Data records
= = = =

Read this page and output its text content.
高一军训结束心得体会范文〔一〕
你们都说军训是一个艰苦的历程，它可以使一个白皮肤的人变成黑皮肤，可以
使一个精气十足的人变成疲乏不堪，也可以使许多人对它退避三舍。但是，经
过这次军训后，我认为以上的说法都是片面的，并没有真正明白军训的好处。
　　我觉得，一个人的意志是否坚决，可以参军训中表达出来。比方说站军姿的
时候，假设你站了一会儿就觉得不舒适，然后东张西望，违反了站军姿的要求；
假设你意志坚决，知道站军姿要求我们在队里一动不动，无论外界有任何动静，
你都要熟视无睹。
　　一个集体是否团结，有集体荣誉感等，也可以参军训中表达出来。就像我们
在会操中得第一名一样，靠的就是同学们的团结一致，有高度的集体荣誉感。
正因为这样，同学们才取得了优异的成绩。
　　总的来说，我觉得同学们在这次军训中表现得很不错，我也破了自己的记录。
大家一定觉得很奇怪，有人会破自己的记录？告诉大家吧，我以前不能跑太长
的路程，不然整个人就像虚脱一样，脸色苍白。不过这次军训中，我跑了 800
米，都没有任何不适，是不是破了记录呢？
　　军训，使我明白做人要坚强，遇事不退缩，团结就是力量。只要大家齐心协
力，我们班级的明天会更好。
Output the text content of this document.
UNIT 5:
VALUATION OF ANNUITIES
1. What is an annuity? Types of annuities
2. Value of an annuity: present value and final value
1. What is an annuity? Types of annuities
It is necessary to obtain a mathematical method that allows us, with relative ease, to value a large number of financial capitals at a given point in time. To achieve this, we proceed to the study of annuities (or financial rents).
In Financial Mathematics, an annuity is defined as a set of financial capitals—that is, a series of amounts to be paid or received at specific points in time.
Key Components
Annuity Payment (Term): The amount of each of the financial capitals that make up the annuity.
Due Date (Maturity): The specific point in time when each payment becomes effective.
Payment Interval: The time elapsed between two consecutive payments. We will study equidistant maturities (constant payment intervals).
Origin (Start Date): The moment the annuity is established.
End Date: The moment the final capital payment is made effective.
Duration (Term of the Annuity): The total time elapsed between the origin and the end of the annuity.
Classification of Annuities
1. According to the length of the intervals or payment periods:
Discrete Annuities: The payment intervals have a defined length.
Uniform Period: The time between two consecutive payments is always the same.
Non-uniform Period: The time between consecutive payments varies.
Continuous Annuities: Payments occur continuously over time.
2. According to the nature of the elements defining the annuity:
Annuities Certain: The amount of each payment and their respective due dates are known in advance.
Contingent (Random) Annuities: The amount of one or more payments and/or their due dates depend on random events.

= = = =

### What you have to do
Print the complete listing again, exactly as it stands.

### Solution to the exercise
Read this page and output its text content.
高一军训结束心得体会范文〔一〕
你们都说军训是一个艰苦的历程，它可以使一个白皮肤的人变成黑皮肤，可以
使一个精气十足的人变成疲乏不堪，也可以使许多人对它退避三舍。但是，经
过这次军训后，我认为以上的说法都是片面的，并没有真正明白军训的好处。
　　我觉得，一个人的意志是否坚决，可以参军训中表达出来。比方说站军姿的
时候，假设你站了一会儿就觉得不舒适，然后东张西望，违反了站军姿的要求；
假设你意志坚决，知道站军姿要求我们在队里一动不动，无论外界有任何动静，
你都要熟视无睹。
　　一个集体是否团结，有集体荣誉感等，也可以参军训中表达出来。就像我们
在会操中得第一名一样，靠的就是同学们的团结一致，有高度的集体荣誉感。
正因为这样，同学们才取得了优异的成绩。
　　总的来说，我觉得同学们在这次军训中表现得很不错，我也破了自己的记录。
大家一定觉得很奇怪，有人会破自己的记录？告诉大家吧，我以前不能跑太长
的路程，不然整个人就像虚脱一样，脸色苍白。不过这次军训中，我跑了 800
米，都没有任何不适，是不是破了记录呢？
　　军训，使我明白做人要坚强，遇事不退缩，团结就是力量。只要大家齐心协
力，我们班级的明天会更好。
Output the text content of this document.
UNIT 5:
VALUATION OF ANNUITIES
1. What is an annuity? Types of annuities
2. Value of an annuity: present value and final value
1. What is an annuity? Types of annuities
It is necessary to obtain a mathematical method that allows us, with relative ease, to value a large number of financial capitals at a given point in time. To achieve this, we proceed to the study of annuities (or financial rents).
In Financial Mathematics, an annuity is defined as a set of financial capitals—that is, a series of amounts to be paid or received at specific points in time.
Key Components
Annuity Payment (Term): The amount of each of the financial capitals that make up the annuity.
Due Date (Maturity): The specific point in time when each payment becomes effective.
Payment Interval: The time elapsed between two consecutive payments. We will study equidistant maturities (constant payment intervals).
Origin (Start Date): The moment the annuity is established.
End Date: The moment the final capital payment is made effective.
Duration (Term of the Annuity): The total time elapsed between the origin and the end of the annuity.
Classification of Annuities
1. According to the length of the intervals or payment periods:
Discrete Annuities: The payment intervals have a defined length.
Uniform Period: The time between two consecutive payments is always the same.
Non-uniform Period: The time between consecutive payments varies.
Continuous Annuities: Payments occur continuously over time.
2. According to the nature of the elements defining the annuity:
Annuities Certain: The amount of each payment and their respective due dates are known in advance.
Contingent (Random) Annuities: The amount of one or more payments and/or their due dates depend on random events.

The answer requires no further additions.